- [TASK PROMPT]:
Output each line exactly as it appears, skipping any embedded picture.

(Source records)
######

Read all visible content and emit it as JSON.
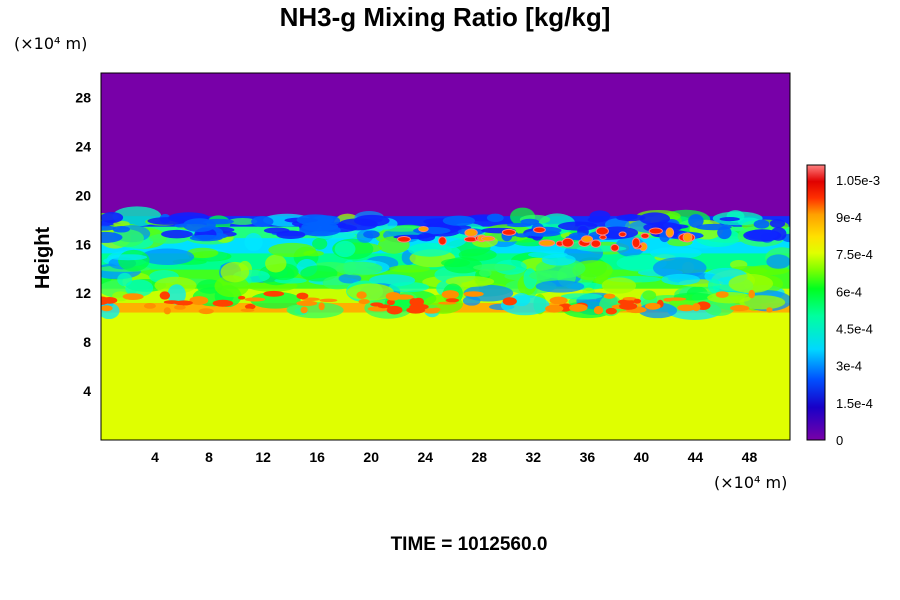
{
  "chart_data": {
    "type": "heatmap",
    "title": "NH3-g Mixing Ratio [kg/kg]",
    "ylabel": "Height",
    "y_unit_label": "(×10⁴ m)",
    "x_unit_label": "(×10⁴ m)",
    "xlim": [
      0,
      51
    ],
    "ylim": [
      0,
      30
    ],
    "x_ticks": [
      "4",
      "8",
      "12",
      "16",
      "20",
      "24",
      "28",
      "32",
      "36",
      "40",
      "44",
      "48"
    ],
    "y_ticks": [
      "4",
      "8",
      "12",
      "16",
      "20",
      "24",
      "28"
    ],
    "colorbar": {
      "min": 0,
      "max": 0.00111,
      "ticks": [
        "0",
        "1.5e-4",
        "3e-4",
        "4.5e-4",
        "6e-4",
        "7.5e-4",
        "9e-4",
        "1.05e-3"
      ],
      "tick_values": [
        0,
        0.00015,
        0.0003,
        0.00045,
        0.0006,
        0.00075,
        0.0009,
        0.00105
      ]
    },
    "field_description_values": {
      "below_cloud_value": 0.00079,
      "above_cloud_value": 0,
      "mixing_layer_bottom_height": 10.5,
      "mixing_layer_top_height": 18.3
    },
    "caption": "TIME = 1012560.0"
  }
}
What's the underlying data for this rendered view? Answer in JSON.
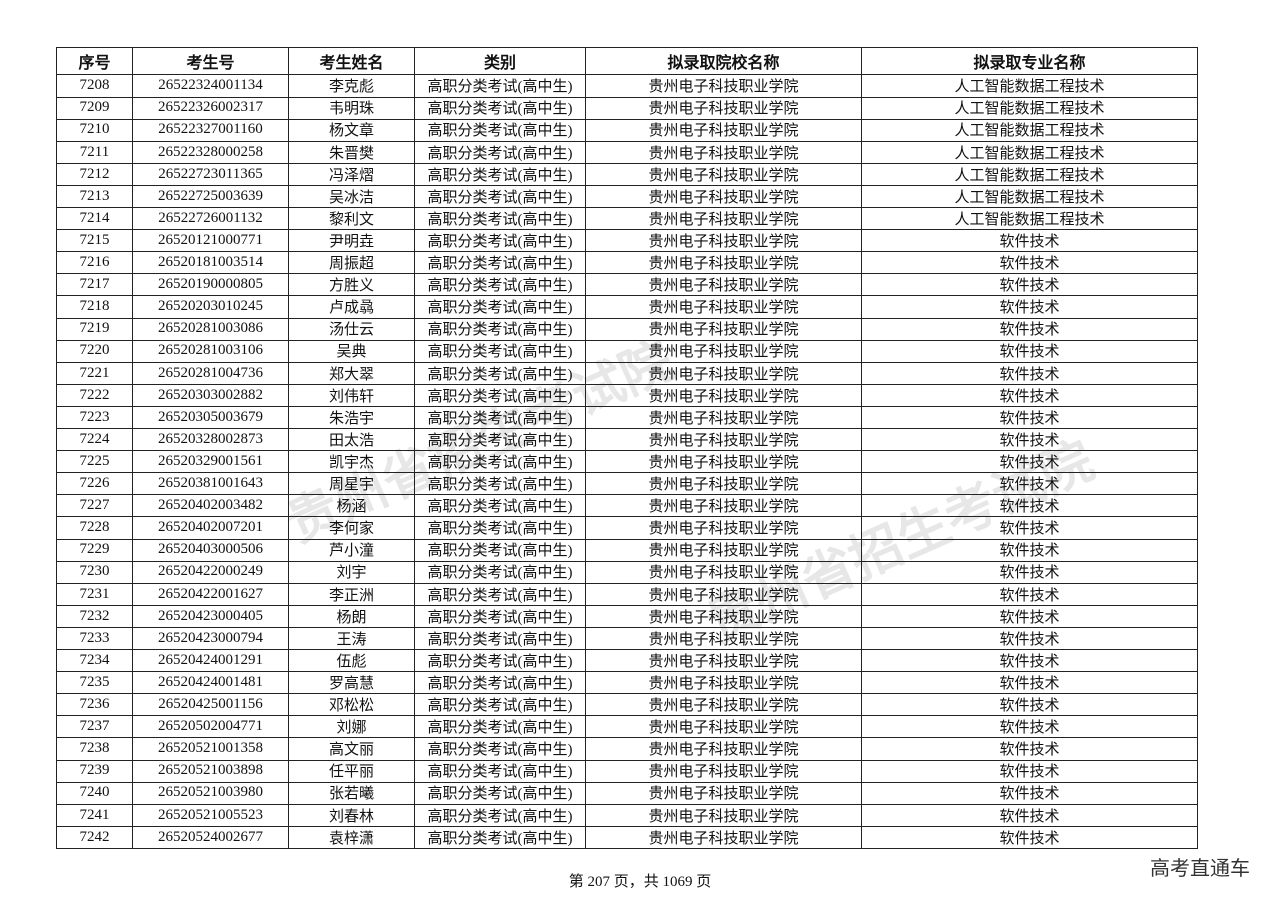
{
  "table": {
    "header": [
      "序号",
      "考生号",
      "考生姓名",
      "类别",
      "拟录取院校名称",
      "拟录取专业名称"
    ],
    "rows": [
      [
        "7208",
        "26522324001134",
        "李克彪",
        "高职分类考试(高中生)",
        "贵州电子科技职业学院",
        "人工智能数据工程技术"
      ],
      [
        "7209",
        "26522326002317",
        "韦明珠",
        "高职分类考试(高中生)",
        "贵州电子科技职业学院",
        "人工智能数据工程技术"
      ],
      [
        "7210",
        "26522327001160",
        "杨文章",
        "高职分类考试(高中生)",
        "贵州电子科技职业学院",
        "人工智能数据工程技术"
      ],
      [
        "7211",
        "26522328000258",
        "朱晋樊",
        "高职分类考试(高中生)",
        "贵州电子科技职业学院",
        "人工智能数据工程技术"
      ],
      [
        "7212",
        "26522723011365",
        "冯泽熠",
        "高职分类考试(高中生)",
        "贵州电子科技职业学院",
        "人工智能数据工程技术"
      ],
      [
        "7213",
        "26522725003639",
        "吴冰洁",
        "高职分类考试(高中生)",
        "贵州电子科技职业学院",
        "人工智能数据工程技术"
      ],
      [
        "7214",
        "26522726001132",
        "黎利文",
        "高职分类考试(高中生)",
        "贵州电子科技职业学院",
        "人工智能数据工程技术"
      ],
      [
        "7215",
        "26520121000771",
        "尹明垚",
        "高职分类考试(高中生)",
        "贵州电子科技职业学院",
        "软件技术"
      ],
      [
        "7216",
        "26520181003514",
        "周振超",
        "高职分类考试(高中生)",
        "贵州电子科技职业学院",
        "软件技术"
      ],
      [
        "7217",
        "26520190000805",
        "方胜义",
        "高职分类考试(高中生)",
        "贵州电子科技职业学院",
        "软件技术"
      ],
      [
        "7218",
        "26520203010245",
        "卢成骉",
        "高职分类考试(高中生)",
        "贵州电子科技职业学院",
        "软件技术"
      ],
      [
        "7219",
        "26520281003086",
        "汤仕云",
        "高职分类考试(高中生)",
        "贵州电子科技职业学院",
        "软件技术"
      ],
      [
        "7220",
        "26520281003106",
        "吴典",
        "高职分类考试(高中生)",
        "贵州电子科技职业学院",
        "软件技术"
      ],
      [
        "7221",
        "26520281004736",
        "郑大翠",
        "高职分类考试(高中生)",
        "贵州电子科技职业学院",
        "软件技术"
      ],
      [
        "7222",
        "26520303002882",
        "刘伟轩",
        "高职分类考试(高中生)",
        "贵州电子科技职业学院",
        "软件技术"
      ],
      [
        "7223",
        "26520305003679",
        "朱浩宇",
        "高职分类考试(高中生)",
        "贵州电子科技职业学院",
        "软件技术"
      ],
      [
        "7224",
        "26520328002873",
        "田太浩",
        "高职分类考试(高中生)",
        "贵州电子科技职业学院",
        "软件技术"
      ],
      [
        "7225",
        "26520329001561",
        "凯宇杰",
        "高职分类考试(高中生)",
        "贵州电子科技职业学院",
        "软件技术"
      ],
      [
        "7226",
        "26520381001643",
        "周星宇",
        "高职分类考试(高中生)",
        "贵州电子科技职业学院",
        "软件技术"
      ],
      [
        "7227",
        "26520402003482",
        "杨涵",
        "高职分类考试(高中生)",
        "贵州电子科技职业学院",
        "软件技术"
      ],
      [
        "7228",
        "26520402007201",
        "李何家",
        "高职分类考试(高中生)",
        "贵州电子科技职业学院",
        "软件技术"
      ],
      [
        "7229",
        "26520403000506",
        "芦小潼",
        "高职分类考试(高中生)",
        "贵州电子科技职业学院",
        "软件技术"
      ],
      [
        "7230",
        "26520422000249",
        "刘宇",
        "高职分类考试(高中生)",
        "贵州电子科技职业学院",
        "软件技术"
      ],
      [
        "7231",
        "26520422001627",
        "李正洲",
        "高职分类考试(高中生)",
        "贵州电子科技职业学院",
        "软件技术"
      ],
      [
        "7232",
        "26520423000405",
        "杨朗",
        "高职分类考试(高中生)",
        "贵州电子科技职业学院",
        "软件技术"
      ],
      [
        "7233",
        "26520423000794",
        "王涛",
        "高职分类考试(高中生)",
        "贵州电子科技职业学院",
        "软件技术"
      ],
      [
        "7234",
        "26520424001291",
        "伍彪",
        "高职分类考试(高中生)",
        "贵州电子科技职业学院",
        "软件技术"
      ],
      [
        "7235",
        "26520424001481",
        "罗高慧",
        "高职分类考试(高中生)",
        "贵州电子科技职业学院",
        "软件技术"
      ],
      [
        "7236",
        "26520425001156",
        "邓松松",
        "高职分类考试(高中生)",
        "贵州电子科技职业学院",
        "软件技术"
      ],
      [
        "7237",
        "26520502004771",
        "刘娜",
        "高职分类考试(高中生)",
        "贵州电子科技职业学院",
        "软件技术"
      ],
      [
        "7238",
        "26520521001358",
        "高文丽",
        "高职分类考试(高中生)",
        "贵州电子科技职业学院",
        "软件技术"
      ],
      [
        "7239",
        "26520521003898",
        "任平丽",
        "高职分类考试(高中生)",
        "贵州电子科技职业学院",
        "软件技术"
      ],
      [
        "7240",
        "26520521003980",
        "张若曦",
        "高职分类考试(高中生)",
        "贵州电子科技职业学院",
        "软件技术"
      ],
      [
        "7241",
        "26520521005523",
        "刘春林",
        "高职分类考试(高中生)",
        "贵州电子科技职业学院",
        "软件技术"
      ],
      [
        "7242",
        "26520524002677",
        "袁梓潇",
        "高职分类考试(高中生)",
        "贵州电子科技职业学院",
        "软件技术"
      ]
    ]
  },
  "footer": {
    "page": "第 207 页，共 1069 页"
  },
  "watermark": {
    "text": "贵州省招生考试院",
    "logo": "高考直通车"
  }
}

######

- [RESULT OF THE TASK]:
Read all visible content and emit it as JSON.
{
  "chart_data": {
    "type": "heatmap",
    "title": "NH3-g Mixing Ratio [kg/kg]",
    "ylabel": "Height",
    "y_unit_label": "(×10⁴ m)",
    "x_unit_label": "(×10⁴ m)",
    "xlim": [
      0,
      51
    ],
    "ylim": [
      0,
      30
    ],
    "x_ticks": [
      "4",
      "8",
      "12",
      "16",
      "20",
      "24",
      "28",
      "32",
      "36",
      "40",
      "44",
      "48"
    ],
    "y_ticks": [
      "4",
      "8",
      "12",
      "16",
      "20",
      "24",
      "28"
    ],
    "colorbar": {
      "min": 0,
      "max": 0.00111,
      "ticks": [
        "0",
        "1.5e-4",
        "3e-4",
        "4.5e-4",
        "6e-4",
        "7.5e-4",
        "9e-4",
        "1.05e-3"
      ],
      "tick_values": [
        0,
        0.00015,
        0.0003,
        0.00045,
        0.0006,
        0.00075,
        0.0009,
        0.00105
      ]
    },
    "field_description_values": {
      "below_cloud_value": 0.00079,
      "above_cloud_value": 0,
      "mixing_layer_bottom_height": 10.5,
      "mixing_layer_top_height": 18.3
    },
    "caption": "TIME = 1012560.0"
  }
}
What's the underlying data for this rendered view? Answer in JSON.
{
  "table": {
    "header": [
      "序号",
      "考生号",
      "考生姓名",
      "类别",
      "拟录取院校名称",
      "拟录取专业名称"
    ],
    "rows": [
      [
        "7208",
        "26522324001134",
        "李克彪",
        "高职分类考试(高中生)",
        "贵州电子科技职业学院",
        "人工智能数据工程技术"
      ],
      [
        "7209",
        "26522326002317",
        "韦明珠",
        "高职分类考试(高中生)",
        "贵州电子科技职业学院",
        "人工智能数据工程技术"
      ],
      [
        "7210",
        "26522327001160",
        "杨文章",
        "高职分类考试(高中生)",
        "贵州电子科技职业学院",
        "人工智能数据工程技术"
      ],
      [
        "7211",
        "26522328000258",
        "朱晋樊",
        "高职分类考试(高中生)",
        "贵州电子科技职业学院",
        "人工智能数据工程技术"
      ],
      [
        "7212",
        "26522723011365",
        "冯泽熠",
        "高职分类考试(高中生)",
        "贵州电子科技职业学院",
        "人工智能数据工程技术"
      ],
      [
        "7213",
        "26522725003639",
        "吴冰洁",
        "高职分类考试(高中生)",
        "贵州电子科技职业学院",
        "人工智能数据工程技术"
      ],
      [
        "7214",
        "26522726001132",
        "黎利文",
        "高职分类考试(高中生)",
        "贵州电子科技职业学院",
        "人工智能数据工程技术"
      ],
      [
        "7215",
        "26520121000771",
        "尹明垚",
        "高职分类考试(高中生)",
        "贵州电子科技职业学院",
        "软件技术"
      ],
      [
        "7216",
        "26520181003514",
        "周振超",
        "高职分类考试(高中生)",
        "贵州电子科技职业学院",
        "软件技术"
      ],
      [
        "7217",
        "26520190000805",
        "方胜义",
        "高职分类考试(高中生)",
        "贵州电子科技职业学院",
        "软件技术"
      ],
      [
        "7218",
        "26520203010245",
        "卢成骉",
        "高职分类考试(高中生)",
        "贵州电子科技职业学院",
        "软件技术"
      ],
      [
        "7219",
        "26520281003086",
        "汤仕云",
        "高职分类考试(高中生)",
        "贵州电子科技职业学院",
        "软件技术"
      ],
      [
        "7220",
        "26520281003106",
        "吴典",
        "高职分类考试(高中生)",
        "贵州电子科技职业学院",
        "软件技术"
      ],
      [
        "7221",
        "26520281004736",
        "郑大翠",
        "高职分类考试(高中生)",
        "贵州电子科技职业学院",
        "软件技术"
      ],
      [
        "7222",
        "26520303002882",
        "刘伟轩",
        "高职分类考试(高中生)",
        "贵州电子科技职业学院",
        "软件技术"
      ],
      [
        "7223",
        "26520305003679",
        "朱浩宇",
        "高职分类考试(高中生)",
        "贵州电子科技职业学院",
        "软件技术"
      ],
      [
        "7224",
        "26520328002873",
        "田太浩",
        "高职分类考试(高中生)",
        "贵州电子科技职业学院",
        "软件技术"
      ],
      [
        "7225",
        "26520329001561",
        "凯宇杰",
        "高职分类考试(高中生)",
        "贵州电子科技职业学院",
        "软件技术"
      ],
      [
        "7226",
        "26520381001643",
        "周星宇",
        "高职分类考试(高中生)",
        "贵州电子科技职业学院",
        "软件技术"
      ],
      [
        "7227",
        "26520402003482",
        "杨涵",
        "高职分类考试(高中生)",
        "贵州电子科技职业学院",
        "软件技术"
      ],
      [
        "7228",
        "26520402007201",
        "李何家",
        "高职分类考试(高中生)",
        "贵州电子科技职业学院",
        "软件技术"
      ],
      [
        "7229",
        "26520403000506",
        "芦小潼",
        "高职分类考试(高中生)",
        "贵州电子科技职业学院",
        "软件技术"
      ],
      [
        "7230",
        "26520422000249",
        "刘宇",
        "高职分类考试(高中生)",
        "贵州电子科技职业学院",
        "软件技术"
      ],
      [
        "7231",
        "26520422001627",
        "李正洲",
        "高职分类考试(高中生)",
        "贵州电子科技职业学院",
        "软件技术"
      ],
      [
        "7232",
        "26520423000405",
        "杨朗",
        "高职分类考试(高中生)",
        "贵州电子科技职业学院",
        "软件技术"
      ],
      [
        "7233",
        "26520423000794",
        "王涛",
        "高职分类考试(高中生)",
        "贵州电子科技职业学院",
        "软件技术"
      ],
      [
        "7234",
        "26520424001291",
        "伍彪",
        "高职分类考试(高中生)",
        "贵州电子科技职业学院",
        "软件技术"
      ],
      [
        "7235",
        "26520424001481",
        "罗高慧",
        "高职分类考试(高中生)",
        "贵州电子科技职业学院",
        "软件技术"
      ],
      [
        "7236",
        "26520425001156",
        "邓松松",
        "高职分类考试(高中生)",
        "贵州电子科技职业学院",
        "软件技术"
      ],
      [
        "7237",
        "26520502004771",
        "刘娜",
        "高职分类考试(高中生)",
        "贵州电子科技职业学院",
        "软件技术"
      ],
      [
        "7238",
        "26520521001358",
        "高文丽",
        "高职分类考试(高中生)",
        "贵州电子科技职业学院",
        "软件技术"
      ],
      [
        "7239",
        "26520521003898",
        "任平丽",
        "高职分类考试(高中生)",
        "贵州电子科技职业学院",
        "软件技术"
      ],
      [
        "7240",
        "26520521003980",
        "张若曦",
        "高职分类考试(高中生)",
        "贵州电子科技职业学院",
        "软件技术"
      ],
      [
        "7241",
        "26520521005523",
        "刘春林",
        "高职分类考试(高中生)",
        "贵州电子科技职业学院",
        "软件技术"
      ],
      [
        "7242",
        "26520524002677",
        "袁梓潇",
        "高职分类考试(高中生)",
        "贵州电子科技职业学院",
        "软件技术"
      ]
    ]
  },
  "footer": {
    "page": "第 207 页，共 1069 页"
  },
  "watermark": {
    "text": "贵州省招生考试院",
    "logo": "高考直通车"
  }
}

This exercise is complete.